## BRIEF
Lift out each line of the data that holds "content".

=-=-=

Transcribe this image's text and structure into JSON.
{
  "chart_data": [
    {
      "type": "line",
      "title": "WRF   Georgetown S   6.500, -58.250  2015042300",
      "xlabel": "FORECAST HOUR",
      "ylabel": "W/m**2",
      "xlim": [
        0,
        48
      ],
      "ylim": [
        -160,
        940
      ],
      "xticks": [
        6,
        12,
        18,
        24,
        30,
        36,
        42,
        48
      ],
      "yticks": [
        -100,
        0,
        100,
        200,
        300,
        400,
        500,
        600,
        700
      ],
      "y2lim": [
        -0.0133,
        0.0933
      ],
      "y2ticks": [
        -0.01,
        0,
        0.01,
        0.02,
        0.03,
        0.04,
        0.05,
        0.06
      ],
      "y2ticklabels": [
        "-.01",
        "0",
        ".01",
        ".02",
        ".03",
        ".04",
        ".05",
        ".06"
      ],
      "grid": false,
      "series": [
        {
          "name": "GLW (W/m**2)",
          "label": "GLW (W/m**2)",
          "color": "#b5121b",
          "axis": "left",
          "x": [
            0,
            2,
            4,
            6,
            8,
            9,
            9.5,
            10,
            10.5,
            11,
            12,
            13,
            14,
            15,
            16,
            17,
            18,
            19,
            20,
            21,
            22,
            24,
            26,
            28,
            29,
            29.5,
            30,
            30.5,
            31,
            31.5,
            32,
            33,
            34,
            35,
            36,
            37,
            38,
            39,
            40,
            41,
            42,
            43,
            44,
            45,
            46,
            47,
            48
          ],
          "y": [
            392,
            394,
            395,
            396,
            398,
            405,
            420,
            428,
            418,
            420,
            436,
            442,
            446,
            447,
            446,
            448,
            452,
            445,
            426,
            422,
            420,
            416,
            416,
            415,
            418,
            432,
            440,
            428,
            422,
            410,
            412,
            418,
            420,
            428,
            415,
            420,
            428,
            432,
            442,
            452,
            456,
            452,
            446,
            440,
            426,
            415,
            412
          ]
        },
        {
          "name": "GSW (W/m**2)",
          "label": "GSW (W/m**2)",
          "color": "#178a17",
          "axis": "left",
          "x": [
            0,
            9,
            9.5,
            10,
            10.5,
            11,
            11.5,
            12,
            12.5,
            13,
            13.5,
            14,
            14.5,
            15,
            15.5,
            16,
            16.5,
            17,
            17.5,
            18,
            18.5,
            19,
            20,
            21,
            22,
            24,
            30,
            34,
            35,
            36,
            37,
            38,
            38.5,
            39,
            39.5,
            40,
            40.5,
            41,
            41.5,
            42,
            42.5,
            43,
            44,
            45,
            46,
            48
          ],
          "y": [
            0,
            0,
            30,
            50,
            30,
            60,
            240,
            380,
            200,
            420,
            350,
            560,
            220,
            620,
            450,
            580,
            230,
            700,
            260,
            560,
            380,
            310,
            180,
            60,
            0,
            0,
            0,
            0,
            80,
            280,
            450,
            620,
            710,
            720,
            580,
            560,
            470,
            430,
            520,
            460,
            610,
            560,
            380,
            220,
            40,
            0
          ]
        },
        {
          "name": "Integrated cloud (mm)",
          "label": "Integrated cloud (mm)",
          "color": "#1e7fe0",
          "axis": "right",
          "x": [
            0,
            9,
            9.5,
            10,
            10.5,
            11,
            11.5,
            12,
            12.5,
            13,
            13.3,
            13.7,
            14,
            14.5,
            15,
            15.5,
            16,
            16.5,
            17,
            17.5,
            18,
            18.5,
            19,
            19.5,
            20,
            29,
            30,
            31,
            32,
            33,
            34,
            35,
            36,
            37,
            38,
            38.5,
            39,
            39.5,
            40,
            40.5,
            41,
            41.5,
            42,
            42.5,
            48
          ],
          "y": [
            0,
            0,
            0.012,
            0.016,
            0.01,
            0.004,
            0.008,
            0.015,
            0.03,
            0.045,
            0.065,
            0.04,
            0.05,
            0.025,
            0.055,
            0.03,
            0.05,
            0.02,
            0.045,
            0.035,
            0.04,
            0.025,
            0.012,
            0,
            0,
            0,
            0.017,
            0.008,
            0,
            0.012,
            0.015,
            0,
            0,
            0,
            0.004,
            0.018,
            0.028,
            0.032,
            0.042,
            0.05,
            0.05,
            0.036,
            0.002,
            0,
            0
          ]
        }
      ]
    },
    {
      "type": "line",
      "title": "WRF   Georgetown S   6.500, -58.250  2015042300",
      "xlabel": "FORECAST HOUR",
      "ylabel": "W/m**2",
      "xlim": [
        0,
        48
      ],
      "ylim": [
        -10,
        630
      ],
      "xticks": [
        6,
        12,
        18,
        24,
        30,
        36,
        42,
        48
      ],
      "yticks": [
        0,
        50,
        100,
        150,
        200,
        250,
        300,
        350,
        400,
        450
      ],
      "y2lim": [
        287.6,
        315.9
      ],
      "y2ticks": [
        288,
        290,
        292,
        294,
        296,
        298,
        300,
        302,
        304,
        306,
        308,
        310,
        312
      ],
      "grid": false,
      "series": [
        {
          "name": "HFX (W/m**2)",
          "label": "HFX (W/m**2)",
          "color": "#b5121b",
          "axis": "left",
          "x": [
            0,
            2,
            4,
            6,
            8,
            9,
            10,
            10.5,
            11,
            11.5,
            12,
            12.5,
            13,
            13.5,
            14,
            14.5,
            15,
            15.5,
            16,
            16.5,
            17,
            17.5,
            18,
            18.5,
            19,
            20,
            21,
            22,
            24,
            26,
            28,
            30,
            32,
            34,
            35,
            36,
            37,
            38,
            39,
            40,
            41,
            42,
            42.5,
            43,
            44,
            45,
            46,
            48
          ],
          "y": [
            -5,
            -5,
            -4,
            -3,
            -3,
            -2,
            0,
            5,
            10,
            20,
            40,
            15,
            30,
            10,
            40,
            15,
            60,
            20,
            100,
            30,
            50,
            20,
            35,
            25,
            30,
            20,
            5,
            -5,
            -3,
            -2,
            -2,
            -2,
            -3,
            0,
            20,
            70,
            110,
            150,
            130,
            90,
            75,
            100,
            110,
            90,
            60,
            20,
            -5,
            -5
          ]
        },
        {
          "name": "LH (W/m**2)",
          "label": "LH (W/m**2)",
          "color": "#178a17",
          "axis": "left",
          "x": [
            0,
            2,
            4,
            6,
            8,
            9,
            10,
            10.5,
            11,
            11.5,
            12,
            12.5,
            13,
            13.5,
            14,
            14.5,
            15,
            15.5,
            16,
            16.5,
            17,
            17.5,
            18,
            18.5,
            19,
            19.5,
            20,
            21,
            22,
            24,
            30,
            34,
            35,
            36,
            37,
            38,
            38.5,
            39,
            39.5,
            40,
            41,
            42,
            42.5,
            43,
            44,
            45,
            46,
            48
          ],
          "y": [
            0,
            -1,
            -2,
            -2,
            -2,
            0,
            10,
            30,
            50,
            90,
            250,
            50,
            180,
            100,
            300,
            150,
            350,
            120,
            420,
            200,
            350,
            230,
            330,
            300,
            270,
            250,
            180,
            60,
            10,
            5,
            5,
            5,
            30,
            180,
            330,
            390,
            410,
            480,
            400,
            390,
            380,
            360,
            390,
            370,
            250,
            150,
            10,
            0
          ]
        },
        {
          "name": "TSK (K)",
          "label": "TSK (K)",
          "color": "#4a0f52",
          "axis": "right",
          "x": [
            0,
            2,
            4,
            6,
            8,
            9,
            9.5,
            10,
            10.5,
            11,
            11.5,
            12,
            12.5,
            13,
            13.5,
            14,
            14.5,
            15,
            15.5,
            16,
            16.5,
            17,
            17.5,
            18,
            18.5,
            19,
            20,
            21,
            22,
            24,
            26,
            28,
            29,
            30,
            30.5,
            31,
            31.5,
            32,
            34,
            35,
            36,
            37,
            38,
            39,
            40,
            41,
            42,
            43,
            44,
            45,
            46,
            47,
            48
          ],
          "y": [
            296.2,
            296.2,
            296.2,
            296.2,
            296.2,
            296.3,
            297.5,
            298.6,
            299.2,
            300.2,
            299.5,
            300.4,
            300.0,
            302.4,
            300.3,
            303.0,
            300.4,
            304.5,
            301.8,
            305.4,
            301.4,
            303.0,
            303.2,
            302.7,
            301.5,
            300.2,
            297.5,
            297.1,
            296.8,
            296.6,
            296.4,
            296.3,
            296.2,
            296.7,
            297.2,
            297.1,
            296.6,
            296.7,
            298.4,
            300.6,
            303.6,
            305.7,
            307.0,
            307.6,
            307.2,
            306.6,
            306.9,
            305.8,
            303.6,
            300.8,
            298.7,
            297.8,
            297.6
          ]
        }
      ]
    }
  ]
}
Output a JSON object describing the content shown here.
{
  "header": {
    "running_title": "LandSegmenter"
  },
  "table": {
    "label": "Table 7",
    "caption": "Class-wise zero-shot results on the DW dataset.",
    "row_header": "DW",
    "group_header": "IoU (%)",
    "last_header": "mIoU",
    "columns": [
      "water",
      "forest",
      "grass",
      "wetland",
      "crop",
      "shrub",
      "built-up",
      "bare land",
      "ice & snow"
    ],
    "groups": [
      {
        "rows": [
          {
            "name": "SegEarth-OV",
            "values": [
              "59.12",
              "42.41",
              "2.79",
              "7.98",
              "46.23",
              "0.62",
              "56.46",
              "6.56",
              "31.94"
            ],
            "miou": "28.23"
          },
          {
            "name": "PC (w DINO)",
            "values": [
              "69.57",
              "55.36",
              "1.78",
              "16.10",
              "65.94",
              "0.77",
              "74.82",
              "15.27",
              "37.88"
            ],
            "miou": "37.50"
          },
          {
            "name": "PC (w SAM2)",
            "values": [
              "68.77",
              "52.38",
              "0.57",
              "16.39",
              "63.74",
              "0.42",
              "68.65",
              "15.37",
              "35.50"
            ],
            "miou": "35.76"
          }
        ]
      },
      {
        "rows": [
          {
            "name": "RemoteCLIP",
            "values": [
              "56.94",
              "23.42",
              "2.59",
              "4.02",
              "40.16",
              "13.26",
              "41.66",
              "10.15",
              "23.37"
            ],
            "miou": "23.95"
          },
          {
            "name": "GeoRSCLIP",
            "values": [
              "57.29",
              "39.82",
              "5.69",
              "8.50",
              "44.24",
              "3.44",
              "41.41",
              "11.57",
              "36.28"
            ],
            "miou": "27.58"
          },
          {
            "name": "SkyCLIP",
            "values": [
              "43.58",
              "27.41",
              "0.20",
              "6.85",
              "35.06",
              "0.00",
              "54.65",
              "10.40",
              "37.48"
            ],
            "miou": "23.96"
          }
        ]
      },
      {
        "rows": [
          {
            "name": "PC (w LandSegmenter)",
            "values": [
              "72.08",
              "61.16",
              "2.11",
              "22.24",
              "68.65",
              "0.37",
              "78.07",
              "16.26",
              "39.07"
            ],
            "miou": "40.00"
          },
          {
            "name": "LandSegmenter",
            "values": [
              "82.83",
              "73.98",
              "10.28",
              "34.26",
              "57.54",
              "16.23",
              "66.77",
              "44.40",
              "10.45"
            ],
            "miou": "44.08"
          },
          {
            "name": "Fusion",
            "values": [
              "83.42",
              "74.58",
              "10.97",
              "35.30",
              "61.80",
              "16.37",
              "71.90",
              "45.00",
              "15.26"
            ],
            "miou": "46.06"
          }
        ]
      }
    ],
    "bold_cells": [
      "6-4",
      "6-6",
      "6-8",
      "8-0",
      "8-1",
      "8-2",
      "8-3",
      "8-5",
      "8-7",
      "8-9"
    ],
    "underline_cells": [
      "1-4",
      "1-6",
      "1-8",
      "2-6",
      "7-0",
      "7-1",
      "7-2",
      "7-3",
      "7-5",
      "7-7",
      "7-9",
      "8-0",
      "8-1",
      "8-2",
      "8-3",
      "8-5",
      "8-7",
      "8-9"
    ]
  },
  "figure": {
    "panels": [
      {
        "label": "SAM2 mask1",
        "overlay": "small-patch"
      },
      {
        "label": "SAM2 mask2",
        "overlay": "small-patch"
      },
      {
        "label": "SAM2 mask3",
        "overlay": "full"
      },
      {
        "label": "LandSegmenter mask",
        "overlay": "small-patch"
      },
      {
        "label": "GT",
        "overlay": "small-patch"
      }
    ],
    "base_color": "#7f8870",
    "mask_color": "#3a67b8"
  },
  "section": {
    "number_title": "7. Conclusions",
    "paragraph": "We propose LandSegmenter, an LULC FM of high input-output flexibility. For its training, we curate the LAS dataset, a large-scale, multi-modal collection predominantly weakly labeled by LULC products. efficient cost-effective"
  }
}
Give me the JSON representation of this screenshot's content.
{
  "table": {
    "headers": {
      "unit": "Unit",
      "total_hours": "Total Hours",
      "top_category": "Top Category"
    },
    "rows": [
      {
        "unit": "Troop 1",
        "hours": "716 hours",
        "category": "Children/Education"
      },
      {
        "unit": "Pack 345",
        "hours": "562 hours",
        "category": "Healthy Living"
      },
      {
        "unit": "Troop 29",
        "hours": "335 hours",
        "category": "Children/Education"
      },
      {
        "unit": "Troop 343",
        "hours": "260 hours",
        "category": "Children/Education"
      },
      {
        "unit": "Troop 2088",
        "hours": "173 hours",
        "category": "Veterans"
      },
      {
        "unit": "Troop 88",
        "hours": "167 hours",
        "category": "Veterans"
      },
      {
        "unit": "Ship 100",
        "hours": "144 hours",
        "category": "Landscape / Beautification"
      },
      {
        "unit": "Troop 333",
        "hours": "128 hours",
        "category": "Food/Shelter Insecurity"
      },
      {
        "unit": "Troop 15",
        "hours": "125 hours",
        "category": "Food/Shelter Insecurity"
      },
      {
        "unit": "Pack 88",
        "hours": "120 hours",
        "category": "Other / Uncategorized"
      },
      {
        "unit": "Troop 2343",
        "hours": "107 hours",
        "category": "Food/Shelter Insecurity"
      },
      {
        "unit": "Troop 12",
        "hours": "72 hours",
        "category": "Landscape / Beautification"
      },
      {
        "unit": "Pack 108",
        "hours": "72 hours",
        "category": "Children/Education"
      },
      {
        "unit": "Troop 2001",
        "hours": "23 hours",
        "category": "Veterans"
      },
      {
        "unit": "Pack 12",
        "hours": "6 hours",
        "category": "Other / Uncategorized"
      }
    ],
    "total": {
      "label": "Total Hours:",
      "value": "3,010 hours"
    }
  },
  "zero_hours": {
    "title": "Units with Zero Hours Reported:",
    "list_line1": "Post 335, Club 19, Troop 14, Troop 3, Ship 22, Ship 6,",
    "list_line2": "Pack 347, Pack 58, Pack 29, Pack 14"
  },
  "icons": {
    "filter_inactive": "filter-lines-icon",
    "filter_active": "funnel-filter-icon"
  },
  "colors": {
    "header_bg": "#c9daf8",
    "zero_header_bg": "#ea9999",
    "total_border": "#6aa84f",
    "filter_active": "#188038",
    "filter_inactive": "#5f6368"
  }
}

=-=-=

## SOLUTION FOR THIS PROBLEM
Output a JSON object describing the content shown here.
Give me the JSON representation of this screenshot's content.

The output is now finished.